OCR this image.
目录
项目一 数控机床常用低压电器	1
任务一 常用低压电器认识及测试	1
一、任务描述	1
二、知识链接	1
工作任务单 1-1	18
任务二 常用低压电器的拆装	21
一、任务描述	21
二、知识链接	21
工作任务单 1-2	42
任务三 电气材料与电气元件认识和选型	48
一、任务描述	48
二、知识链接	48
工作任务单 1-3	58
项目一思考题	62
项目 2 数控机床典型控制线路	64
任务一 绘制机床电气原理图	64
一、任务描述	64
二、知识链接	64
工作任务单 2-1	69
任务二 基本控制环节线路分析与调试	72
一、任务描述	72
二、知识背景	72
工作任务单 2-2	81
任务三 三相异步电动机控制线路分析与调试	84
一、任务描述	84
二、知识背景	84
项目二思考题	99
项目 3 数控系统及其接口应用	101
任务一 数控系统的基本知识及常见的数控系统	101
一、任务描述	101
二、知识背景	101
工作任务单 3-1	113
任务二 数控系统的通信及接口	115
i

■ PROBLEM STATEMENT ■
Retype every record above exactly as written.

■ RESULT OF THE EXERCISE ■
OCR this image.
目录
项目一 数控机床常用低压电器	1
任务一 常用低压电器认识及测试	1
一、任务描述	1
二、知识链接	1
工作任务单 1-1	18
任务二 常用低压电器的拆装	21
一、任务描述	21
二、知识链接	21
工作任务单 1-2	42
任务三 电气材料与电气元件认识和选型	48
一、任务描述	48
二、知识链接	48
工作任务单 1-3	58
项目一思考题	62
项目 2 数控机床典型控制线路	64
任务一 绘制机床电气原理图	64
一、任务描述	64
二、知识链接	64
工作任务单 2-1	69
任务二 基本控制环节线路分析与调试	72
一、任务描述	72
二、知识背景	72
工作任务单 2-2	81
任务三 三相异步电动机控制线路分析与调试	84
一、任务描述	84
二、知识背景	84
项目二思考题	99
项目 3 数控系统及其接口应用	101
任务一 数控系统的基本知识及常见的数控系统	101
一、任务描述	101
二、知识背景	101
工作任务单 3-1	113
任务二 数控系统的通信及接口	115
i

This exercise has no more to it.